_Goal_
Keep only the lines that hold the string "Prospecto", filtering out the rest of the entries below.
---- Available data
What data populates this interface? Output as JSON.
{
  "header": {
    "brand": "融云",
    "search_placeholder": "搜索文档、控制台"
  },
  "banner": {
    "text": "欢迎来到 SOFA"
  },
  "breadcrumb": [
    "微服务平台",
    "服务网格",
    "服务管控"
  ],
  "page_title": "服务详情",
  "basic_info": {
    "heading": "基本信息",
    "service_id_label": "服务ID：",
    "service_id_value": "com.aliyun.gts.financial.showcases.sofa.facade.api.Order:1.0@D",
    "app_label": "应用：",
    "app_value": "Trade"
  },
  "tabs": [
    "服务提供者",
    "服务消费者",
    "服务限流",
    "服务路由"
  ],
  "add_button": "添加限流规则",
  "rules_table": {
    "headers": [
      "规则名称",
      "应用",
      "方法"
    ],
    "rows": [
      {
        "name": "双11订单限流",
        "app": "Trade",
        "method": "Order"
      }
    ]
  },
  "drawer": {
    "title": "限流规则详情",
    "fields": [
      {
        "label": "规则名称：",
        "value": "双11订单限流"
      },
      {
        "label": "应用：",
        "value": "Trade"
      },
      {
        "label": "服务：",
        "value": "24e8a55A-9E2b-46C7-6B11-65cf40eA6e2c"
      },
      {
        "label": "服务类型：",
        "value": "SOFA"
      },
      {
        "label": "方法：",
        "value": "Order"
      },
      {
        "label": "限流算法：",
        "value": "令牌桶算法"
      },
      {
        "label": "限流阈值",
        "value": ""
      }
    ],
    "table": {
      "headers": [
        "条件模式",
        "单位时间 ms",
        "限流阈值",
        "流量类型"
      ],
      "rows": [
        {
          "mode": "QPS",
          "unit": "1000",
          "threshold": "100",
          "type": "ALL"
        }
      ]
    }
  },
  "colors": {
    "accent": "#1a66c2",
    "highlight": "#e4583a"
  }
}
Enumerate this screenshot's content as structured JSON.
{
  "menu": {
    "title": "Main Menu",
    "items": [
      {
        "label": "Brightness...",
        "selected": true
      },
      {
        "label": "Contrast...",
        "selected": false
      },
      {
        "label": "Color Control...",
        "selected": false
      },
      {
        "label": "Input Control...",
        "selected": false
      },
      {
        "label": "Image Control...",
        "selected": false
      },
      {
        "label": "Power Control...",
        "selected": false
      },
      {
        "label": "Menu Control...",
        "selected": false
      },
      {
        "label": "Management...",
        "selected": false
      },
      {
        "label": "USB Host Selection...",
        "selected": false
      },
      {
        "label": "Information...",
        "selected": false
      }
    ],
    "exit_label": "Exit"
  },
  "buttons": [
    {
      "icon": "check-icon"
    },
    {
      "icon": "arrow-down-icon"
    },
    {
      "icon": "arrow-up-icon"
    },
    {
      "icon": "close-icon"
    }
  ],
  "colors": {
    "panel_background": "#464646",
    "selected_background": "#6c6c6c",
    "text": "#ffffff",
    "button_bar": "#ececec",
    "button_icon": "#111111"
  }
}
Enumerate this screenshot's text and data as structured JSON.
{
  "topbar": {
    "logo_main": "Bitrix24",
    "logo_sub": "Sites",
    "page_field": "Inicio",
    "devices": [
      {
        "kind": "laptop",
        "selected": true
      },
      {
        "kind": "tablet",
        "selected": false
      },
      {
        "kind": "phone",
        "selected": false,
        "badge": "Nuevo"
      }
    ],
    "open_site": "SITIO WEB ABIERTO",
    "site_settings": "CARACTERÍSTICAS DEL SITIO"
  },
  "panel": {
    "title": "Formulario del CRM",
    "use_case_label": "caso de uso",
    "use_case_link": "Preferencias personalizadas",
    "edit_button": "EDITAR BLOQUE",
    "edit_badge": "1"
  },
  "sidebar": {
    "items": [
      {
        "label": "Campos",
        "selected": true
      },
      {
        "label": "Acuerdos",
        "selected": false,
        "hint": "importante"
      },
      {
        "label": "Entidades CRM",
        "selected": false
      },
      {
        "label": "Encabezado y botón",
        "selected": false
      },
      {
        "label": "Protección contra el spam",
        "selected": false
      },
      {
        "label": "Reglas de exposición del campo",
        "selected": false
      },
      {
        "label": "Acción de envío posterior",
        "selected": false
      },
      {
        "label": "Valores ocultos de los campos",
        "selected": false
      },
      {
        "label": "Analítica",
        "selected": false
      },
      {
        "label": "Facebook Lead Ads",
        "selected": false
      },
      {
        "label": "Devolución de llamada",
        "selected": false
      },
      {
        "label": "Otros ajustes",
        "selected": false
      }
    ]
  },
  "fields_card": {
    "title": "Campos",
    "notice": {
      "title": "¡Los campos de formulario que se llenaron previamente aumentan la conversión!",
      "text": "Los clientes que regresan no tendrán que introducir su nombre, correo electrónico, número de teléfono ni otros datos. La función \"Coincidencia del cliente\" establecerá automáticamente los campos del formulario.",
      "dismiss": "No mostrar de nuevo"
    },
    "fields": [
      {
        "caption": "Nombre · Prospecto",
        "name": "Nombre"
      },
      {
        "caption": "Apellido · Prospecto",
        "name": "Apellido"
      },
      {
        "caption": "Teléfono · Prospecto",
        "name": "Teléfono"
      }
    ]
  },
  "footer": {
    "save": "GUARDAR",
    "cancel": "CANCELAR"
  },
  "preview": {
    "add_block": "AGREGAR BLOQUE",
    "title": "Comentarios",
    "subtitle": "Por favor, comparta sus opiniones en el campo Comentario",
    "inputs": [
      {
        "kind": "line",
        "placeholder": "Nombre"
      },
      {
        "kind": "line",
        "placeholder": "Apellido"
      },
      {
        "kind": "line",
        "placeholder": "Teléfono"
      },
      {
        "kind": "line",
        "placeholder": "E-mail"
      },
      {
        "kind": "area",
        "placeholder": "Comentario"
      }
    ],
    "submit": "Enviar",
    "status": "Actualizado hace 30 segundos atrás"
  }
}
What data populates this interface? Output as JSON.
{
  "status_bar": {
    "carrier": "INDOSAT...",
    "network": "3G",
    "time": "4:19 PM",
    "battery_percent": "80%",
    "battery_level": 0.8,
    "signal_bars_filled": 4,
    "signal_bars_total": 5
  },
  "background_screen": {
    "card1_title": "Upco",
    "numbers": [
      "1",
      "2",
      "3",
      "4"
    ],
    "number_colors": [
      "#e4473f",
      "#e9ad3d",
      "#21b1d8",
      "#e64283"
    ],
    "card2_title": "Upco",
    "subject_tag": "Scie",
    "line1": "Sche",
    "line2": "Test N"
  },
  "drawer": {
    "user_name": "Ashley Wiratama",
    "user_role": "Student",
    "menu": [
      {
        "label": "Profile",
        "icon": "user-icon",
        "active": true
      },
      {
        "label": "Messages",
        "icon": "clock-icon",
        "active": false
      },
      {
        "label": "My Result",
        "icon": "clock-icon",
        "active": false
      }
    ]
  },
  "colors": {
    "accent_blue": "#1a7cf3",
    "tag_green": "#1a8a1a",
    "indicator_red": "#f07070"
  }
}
--------
_The response_
        "caption": "Nombre · Prospecto",
        "caption": "Apellido · Prospecto",
        "caption": "Teléfono · Prospecto",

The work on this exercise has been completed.